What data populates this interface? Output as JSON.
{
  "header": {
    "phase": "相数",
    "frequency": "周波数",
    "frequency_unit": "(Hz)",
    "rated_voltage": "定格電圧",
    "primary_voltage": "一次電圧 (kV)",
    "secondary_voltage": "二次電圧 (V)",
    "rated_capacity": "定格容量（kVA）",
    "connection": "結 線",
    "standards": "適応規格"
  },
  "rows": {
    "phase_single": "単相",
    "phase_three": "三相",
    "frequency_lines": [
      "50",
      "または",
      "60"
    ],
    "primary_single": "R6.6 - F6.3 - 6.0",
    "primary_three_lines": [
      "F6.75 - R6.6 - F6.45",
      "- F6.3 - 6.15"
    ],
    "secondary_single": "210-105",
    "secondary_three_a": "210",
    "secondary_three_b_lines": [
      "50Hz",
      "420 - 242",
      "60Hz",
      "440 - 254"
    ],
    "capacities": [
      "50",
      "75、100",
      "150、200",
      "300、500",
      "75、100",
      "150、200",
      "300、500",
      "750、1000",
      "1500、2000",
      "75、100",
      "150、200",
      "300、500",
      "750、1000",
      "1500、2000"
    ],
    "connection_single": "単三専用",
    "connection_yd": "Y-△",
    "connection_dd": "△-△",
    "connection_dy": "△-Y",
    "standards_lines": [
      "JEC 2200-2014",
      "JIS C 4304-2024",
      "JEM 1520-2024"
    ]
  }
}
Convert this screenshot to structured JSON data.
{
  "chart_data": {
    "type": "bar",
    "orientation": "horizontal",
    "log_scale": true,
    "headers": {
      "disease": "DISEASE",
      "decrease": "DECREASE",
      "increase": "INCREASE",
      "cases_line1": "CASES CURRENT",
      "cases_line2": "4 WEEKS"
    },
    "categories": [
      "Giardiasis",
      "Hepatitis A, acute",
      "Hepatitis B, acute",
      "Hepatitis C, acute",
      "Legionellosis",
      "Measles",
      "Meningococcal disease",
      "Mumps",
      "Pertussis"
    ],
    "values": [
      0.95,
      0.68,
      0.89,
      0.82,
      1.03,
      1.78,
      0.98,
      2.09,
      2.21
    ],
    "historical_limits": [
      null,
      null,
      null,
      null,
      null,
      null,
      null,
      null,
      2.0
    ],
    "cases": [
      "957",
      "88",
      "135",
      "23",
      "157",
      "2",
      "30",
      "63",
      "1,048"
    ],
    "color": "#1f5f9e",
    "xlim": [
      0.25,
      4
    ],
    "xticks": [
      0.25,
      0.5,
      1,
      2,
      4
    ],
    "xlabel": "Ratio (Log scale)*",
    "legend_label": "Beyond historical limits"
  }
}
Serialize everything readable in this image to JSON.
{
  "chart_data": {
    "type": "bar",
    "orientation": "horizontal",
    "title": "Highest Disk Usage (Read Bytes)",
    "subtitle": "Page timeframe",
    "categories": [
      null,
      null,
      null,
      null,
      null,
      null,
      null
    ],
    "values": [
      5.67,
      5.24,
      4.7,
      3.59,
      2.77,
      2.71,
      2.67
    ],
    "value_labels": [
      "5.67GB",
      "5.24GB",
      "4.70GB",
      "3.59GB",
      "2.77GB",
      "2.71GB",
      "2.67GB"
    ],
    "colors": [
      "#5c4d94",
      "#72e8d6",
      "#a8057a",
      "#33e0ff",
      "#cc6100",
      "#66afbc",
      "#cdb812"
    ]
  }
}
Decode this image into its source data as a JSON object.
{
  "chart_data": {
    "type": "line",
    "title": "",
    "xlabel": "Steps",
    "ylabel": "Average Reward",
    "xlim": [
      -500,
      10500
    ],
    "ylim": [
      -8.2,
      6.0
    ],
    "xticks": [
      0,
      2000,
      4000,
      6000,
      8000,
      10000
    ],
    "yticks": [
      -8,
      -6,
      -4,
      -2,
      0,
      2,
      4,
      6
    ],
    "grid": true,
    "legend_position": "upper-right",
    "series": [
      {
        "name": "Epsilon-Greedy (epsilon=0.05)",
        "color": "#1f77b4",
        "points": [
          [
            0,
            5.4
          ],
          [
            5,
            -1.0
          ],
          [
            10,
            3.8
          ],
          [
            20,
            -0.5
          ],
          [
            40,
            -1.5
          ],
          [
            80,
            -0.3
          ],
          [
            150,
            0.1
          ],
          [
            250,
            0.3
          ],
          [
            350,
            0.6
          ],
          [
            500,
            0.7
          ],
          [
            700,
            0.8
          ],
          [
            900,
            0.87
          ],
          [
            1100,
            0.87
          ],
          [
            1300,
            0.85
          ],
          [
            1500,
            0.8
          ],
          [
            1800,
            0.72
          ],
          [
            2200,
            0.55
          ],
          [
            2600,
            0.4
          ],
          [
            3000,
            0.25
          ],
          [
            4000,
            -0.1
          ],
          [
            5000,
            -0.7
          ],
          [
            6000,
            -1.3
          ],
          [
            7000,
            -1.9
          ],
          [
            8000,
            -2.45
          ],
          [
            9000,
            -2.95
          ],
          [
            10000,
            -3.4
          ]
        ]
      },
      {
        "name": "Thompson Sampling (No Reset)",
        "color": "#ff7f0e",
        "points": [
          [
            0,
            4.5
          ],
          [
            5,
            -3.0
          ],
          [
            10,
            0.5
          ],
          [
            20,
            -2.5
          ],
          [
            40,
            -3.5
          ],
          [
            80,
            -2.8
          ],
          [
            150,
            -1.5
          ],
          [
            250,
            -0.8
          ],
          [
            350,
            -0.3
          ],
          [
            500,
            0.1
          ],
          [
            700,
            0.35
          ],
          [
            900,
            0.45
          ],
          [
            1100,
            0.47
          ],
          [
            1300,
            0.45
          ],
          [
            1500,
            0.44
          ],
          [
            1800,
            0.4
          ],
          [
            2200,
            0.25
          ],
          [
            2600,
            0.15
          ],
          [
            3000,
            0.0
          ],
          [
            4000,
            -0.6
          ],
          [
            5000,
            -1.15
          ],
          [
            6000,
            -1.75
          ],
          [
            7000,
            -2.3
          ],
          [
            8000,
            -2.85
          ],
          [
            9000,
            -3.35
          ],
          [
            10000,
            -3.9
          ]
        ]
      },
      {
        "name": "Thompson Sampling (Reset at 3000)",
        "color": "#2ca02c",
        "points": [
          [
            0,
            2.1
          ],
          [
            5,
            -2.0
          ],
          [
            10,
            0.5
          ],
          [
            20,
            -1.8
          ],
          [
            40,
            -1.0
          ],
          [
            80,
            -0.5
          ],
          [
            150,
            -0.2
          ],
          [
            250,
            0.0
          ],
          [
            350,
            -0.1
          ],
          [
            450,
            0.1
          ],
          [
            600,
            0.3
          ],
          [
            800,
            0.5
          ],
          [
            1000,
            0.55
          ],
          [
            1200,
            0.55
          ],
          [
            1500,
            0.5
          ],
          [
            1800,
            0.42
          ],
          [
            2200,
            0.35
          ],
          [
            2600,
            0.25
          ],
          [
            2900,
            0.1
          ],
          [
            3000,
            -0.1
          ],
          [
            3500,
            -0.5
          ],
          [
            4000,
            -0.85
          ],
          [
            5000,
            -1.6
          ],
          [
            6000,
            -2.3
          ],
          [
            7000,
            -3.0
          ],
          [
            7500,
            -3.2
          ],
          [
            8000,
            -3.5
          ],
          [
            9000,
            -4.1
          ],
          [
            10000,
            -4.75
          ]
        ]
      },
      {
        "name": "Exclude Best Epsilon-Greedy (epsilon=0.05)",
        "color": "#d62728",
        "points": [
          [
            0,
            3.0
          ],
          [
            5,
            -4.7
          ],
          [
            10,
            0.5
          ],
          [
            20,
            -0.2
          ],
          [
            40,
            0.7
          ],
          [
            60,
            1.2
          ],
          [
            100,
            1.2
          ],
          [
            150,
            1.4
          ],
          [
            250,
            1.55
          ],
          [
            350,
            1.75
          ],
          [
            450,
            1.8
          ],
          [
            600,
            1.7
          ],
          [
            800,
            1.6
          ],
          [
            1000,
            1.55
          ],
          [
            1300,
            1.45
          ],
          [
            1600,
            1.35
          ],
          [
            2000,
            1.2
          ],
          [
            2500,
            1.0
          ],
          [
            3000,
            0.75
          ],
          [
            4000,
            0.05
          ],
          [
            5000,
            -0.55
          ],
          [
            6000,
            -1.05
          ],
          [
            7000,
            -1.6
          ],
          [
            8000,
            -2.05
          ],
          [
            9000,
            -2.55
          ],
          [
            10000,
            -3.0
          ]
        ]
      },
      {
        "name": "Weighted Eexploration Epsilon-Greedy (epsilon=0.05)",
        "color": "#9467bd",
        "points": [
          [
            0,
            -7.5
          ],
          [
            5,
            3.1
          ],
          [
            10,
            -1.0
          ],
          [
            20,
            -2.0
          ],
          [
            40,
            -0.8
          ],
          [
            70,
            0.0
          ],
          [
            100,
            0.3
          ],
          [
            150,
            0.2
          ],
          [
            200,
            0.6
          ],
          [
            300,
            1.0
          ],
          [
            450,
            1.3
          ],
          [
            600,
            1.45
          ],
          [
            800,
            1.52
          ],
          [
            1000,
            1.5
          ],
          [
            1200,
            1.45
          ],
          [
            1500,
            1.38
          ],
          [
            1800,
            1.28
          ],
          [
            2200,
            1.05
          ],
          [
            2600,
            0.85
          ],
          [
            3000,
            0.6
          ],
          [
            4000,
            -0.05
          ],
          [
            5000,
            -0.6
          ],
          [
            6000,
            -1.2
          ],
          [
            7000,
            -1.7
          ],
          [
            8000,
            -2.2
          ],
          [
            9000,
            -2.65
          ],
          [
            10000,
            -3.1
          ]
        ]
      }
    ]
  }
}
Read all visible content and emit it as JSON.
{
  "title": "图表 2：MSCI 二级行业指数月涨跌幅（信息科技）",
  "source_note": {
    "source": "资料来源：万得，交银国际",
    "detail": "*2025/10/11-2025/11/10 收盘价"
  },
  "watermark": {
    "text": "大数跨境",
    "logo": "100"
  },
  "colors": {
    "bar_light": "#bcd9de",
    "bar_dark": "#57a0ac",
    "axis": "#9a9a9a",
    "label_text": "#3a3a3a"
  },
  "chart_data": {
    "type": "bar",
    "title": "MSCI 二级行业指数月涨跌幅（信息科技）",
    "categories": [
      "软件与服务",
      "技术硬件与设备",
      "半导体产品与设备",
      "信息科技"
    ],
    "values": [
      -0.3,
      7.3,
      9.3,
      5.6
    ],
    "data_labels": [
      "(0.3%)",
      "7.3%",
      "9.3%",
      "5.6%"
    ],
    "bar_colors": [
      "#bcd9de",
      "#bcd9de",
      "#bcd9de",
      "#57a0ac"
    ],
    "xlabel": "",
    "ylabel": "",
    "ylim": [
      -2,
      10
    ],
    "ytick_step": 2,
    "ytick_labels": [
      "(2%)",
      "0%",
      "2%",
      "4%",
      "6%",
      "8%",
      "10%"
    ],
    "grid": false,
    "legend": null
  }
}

********

§ **Stated problem**
Look through the material and copy each line that has "acute".

§ **Finished answer**
      "Hepatitis A, acute",
      "Hepatitis B, acute",
      "Hepatitis C, acute",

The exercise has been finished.